*Stored data:*

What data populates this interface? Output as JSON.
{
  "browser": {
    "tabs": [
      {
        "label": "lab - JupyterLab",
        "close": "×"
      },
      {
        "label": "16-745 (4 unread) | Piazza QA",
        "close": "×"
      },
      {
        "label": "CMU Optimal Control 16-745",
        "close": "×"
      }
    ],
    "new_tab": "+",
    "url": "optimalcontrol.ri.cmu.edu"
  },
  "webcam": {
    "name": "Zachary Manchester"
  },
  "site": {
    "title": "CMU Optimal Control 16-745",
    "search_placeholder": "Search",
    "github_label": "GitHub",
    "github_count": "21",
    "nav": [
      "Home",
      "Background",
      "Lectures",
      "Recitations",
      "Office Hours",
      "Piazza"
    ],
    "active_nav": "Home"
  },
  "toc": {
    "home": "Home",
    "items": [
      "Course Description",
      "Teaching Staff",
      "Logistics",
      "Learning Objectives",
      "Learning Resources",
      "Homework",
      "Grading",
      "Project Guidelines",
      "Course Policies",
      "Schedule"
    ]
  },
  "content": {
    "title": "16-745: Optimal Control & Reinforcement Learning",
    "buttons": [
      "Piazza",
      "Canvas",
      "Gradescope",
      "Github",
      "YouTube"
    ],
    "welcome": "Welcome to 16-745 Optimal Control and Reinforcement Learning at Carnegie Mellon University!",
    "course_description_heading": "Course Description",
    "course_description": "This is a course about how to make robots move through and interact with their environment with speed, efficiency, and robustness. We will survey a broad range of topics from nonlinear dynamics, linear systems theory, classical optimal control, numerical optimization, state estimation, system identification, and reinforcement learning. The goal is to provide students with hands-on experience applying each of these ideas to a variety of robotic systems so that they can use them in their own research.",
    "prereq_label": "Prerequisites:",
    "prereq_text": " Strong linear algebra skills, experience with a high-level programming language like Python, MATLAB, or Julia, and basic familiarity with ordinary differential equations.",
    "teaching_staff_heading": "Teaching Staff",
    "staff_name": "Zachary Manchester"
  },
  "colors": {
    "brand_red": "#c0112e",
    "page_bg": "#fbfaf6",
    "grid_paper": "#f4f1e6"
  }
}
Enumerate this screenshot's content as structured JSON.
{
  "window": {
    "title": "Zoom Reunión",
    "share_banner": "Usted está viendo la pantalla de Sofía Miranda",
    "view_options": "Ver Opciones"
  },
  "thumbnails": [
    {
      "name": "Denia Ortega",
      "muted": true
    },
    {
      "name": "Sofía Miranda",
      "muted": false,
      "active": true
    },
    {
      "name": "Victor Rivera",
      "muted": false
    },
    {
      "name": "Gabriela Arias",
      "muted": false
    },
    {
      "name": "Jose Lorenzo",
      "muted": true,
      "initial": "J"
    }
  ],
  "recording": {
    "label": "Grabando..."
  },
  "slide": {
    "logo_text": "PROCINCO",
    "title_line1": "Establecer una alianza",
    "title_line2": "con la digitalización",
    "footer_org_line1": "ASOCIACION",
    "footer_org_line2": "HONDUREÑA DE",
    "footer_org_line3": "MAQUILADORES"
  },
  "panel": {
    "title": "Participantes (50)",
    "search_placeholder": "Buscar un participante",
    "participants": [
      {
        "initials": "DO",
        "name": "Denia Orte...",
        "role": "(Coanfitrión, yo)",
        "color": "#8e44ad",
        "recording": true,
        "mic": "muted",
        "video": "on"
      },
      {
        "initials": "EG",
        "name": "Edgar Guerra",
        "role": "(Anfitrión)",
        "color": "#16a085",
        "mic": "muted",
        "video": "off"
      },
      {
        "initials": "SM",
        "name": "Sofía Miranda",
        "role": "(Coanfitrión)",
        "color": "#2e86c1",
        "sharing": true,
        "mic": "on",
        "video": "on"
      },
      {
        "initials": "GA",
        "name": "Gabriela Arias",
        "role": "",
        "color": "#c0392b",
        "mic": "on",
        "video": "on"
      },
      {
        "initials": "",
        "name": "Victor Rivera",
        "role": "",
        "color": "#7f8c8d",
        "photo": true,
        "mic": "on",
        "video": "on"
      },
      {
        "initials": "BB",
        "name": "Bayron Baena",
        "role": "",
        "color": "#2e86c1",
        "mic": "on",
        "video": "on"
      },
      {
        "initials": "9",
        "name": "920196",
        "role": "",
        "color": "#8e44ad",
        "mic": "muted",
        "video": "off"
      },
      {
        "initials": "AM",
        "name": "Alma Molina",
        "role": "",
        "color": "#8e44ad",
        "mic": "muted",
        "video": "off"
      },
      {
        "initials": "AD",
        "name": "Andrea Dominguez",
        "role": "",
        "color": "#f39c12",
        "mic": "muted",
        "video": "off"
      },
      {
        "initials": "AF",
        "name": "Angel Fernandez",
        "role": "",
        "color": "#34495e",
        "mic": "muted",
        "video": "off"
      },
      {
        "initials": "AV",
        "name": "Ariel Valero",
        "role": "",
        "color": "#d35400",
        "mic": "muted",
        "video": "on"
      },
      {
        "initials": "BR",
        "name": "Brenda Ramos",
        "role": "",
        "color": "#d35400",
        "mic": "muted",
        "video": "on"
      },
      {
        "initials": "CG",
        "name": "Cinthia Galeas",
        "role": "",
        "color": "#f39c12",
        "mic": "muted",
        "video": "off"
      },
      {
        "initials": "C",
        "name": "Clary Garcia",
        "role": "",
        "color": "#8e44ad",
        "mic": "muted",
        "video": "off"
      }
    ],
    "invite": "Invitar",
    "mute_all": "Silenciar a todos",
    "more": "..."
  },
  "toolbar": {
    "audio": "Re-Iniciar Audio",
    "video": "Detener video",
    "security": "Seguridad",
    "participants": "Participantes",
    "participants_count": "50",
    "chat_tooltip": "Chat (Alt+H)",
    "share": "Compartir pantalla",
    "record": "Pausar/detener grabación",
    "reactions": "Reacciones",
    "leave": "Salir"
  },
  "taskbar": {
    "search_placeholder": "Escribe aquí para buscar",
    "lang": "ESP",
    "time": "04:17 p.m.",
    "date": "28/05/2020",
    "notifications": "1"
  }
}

*EXERCISE DIRECTIONS:*
Here, the records must be output exactly and in full.

*SOLUTION TO THIS TASK:*
What data populates this interface? Output as JSON.
{
  "browser": {
    "tabs": [
      {
        "label": "lab - JupyterLab",
        "close": "×"
      },
      {
        "label": "16-745 (4 unread) | Piazza QA",
        "close": "×"
      },
      {
        "label": "CMU Optimal Control 16-745",
        "close": "×"
      }
    ],
    "new_tab": "+",
    "url": "optimalcontrol.ri.cmu.edu"
  },
  "webcam": {
    "name": "Zachary Manchester"
  },
  "site": {
    "title": "CMU Optimal Control 16-745",
    "search_placeholder": "Search",
    "github_label": "GitHub",
    "github_count": "21",
    "nav": [
      "Home",
      "Background",
      "Lectures",
      "Recitations",
      "Office Hours",
      "Piazza"
    ],
    "active_nav": "Home"
  },
  "toc": {
    "home": "Home",
    "items": [
      "Course Description",
      "Teaching Staff",
      "Logistics",
      "Learning Objectives",
      "Learning Resources",
      "Homework",
      "Grading",
      "Project Guidelines",
      "Course Policies",
      "Schedule"
    ]
  },
  "content": {
    "title": "16-745: Optimal Control & Reinforcement Learning",
    "buttons": [
      "Piazza",
      "Canvas",
      "Gradescope",
      "Github",
      "YouTube"
    ],
    "welcome": "Welcome to 16-745 Optimal Control and Reinforcement Learning at Carnegie Mellon University!",
    "course_description_heading": "Course Description",
    "course_description": "This is a course about how to make robots move through and interact with their environment with speed, efficiency, and robustness. We will survey a broad range of topics from nonlinear dynamics, linear systems theory, classical optimal control, numerical optimization, state estimation, system identification, and reinforcement learning. The goal is to provide students with hands-on experience applying each of these ideas to a variety of robotic systems so that they can use them in their own research.",
    "prereq_label": "Prerequisites:",
    "prereq_text": " Strong linear algebra skills, experience with a high-level programming language like Python, MATLAB, or Julia, and basic familiarity with ordinary differential equations.",
    "teaching_staff_heading": "Teaching Staff",
    "staff_name": "Zachary Manchester"
  },
  "colors": {
    "brand_red": "#c0112e",
    "page_bg": "#fbfaf6",
    "grid_paper": "#f4f1e6"
  }
}
Enumerate this screenshot's content as structured JSON.
{
  "window": {
    "title": "Zoom Reunión",
    "share_banner": "Usted está viendo la pantalla de Sofía Miranda",
    "view_options": "Ver Opciones"
  },
  "thumbnails": [
    {
      "name": "Denia Ortega",
      "muted": true
    },
    {
      "name": "Sofía Miranda",
      "muted": false,
      "active": true
    },
    {
      "name": "Victor Rivera",
      "muted": false
    },
    {
      "name": "Gabriela Arias",
      "muted": false
    },
    {
      "name": "Jose Lorenzo",
      "muted": true,
      "initial": "J"
    }
  ],
  "recording": {
    "label": "Grabando..."
  },
  "slide": {
    "logo_text": "PROCINCO",
    "title_line1": "Establecer una alianza",
    "title_line2": "con la digitalización",
    "footer_org_line1": "ASOCIACION",
    "footer_org_line2": "HONDUREÑA DE",
    "footer_org_line3": "MAQUILADORES"
  },
  "panel": {
    "title": "Participantes (50)",
    "search_placeholder": "Buscar un participante",
    "participants": [
      {
        "initials": "DO",
        "name": "Denia Orte...",
        "role": "(Coanfitrión, yo)",
        "color": "#8e44ad",
        "recording": true,
        "mic": "muted",
        "video": "on"
      },
      {
        "initials": "EG",
        "name": "Edgar Guerra",
        "role": "(Anfitrión)",
        "color": "#16a085",
        "mic": "muted",
        "video": "off"
      },
      {
        "initials": "SM",
        "name": "Sofía Miranda",
        "role": "(Coanfitrión)",
        "color": "#2e86c1",
        "sharing": true,
        "mic": "on",
        "video": "on"
      },
      {
        "initials": "GA",
        "name": "Gabriela Arias",
        "role": "",
        "color": "#c0392b",
        "mic": "on",
        "video": "on"
      },
      {
        "initials": "",
        "name": "Victor Rivera",
        "role": "",
        "color": "#7f8c8d",
        "photo": true,
        "mic": "on",
        "video": "on"
      },
      {
        "initials": "BB",
        "name": "Bayron Baena",
        "role": "",
        "color": "#2e86c1",
        "mic": "on",
        "video": "on"
      },
      {
        "initials": "9",
        "name": "920196",
        "role": "",
        "color": "#8e44ad",
        "mic": "muted",
        "video": "off"
      },
      {
        "initials": "AM",
        "name": "Alma Molina",
        "role": "",
        "color": "#8e44ad",
        "mic": "muted",
        "video": "off"
      },
      {
        "initials": "AD",
        "name": "Andrea Dominguez",
        "role": "",
        "color": "#f39c12",
        "mic": "muted",
        "video": "off"
      },
      {
        "initials": "AF",
        "name": "Angel Fernandez",
        "role": "",
        "color": "#34495e",
        "mic": "muted",
        "video": "off"
      },
      {
        "initials": "AV",
        "name": "Ariel Valero",
        "role": "",
        "color": "#d35400",
        "mic": "muted",
        "video": "on"
      },
      {
        "initials": "BR",
        "name": "Brenda Ramos",
        "role": "",
        "color": "#d35400",
        "mic": "muted",
        "video": "on"
      },
      {
        "initials": "CG",
        "name": "Cinthia Galeas",
        "role": "",
        "color": "#f39c12",
        "mic": "muted",
        "video": "off"
      },
      {
        "initials": "C",
        "name": "Clary Garcia",
        "role": "",
        "color": "#8e44ad",
        "mic": "muted",
        "video": "off"
      }
    ],
    "invite": "Invitar",
    "mute_all": "Silenciar a todos",
    "more": "..."
  },
  "toolbar": {
    "audio": "Re-Iniciar Audio",
    "video": "Detener video",
    "security": "Seguridad",
    "participants": "Participantes",
    "participants_count": "50",
    "chat_tooltip": "Chat (Alt+H)",
    "share": "Compartir pantalla",
    "record": "Pausar/detener grabación",
    "reactions": "Reacciones",
    "leave": "Salir"
  },
  "taskbar": {
    "search_placeholder": "Escribe aquí para buscar",
    "lang": "ESP",
    "time": "04:17 p.m.",
    "date": "28/05/2020",
    "notifications": "1"
  }
}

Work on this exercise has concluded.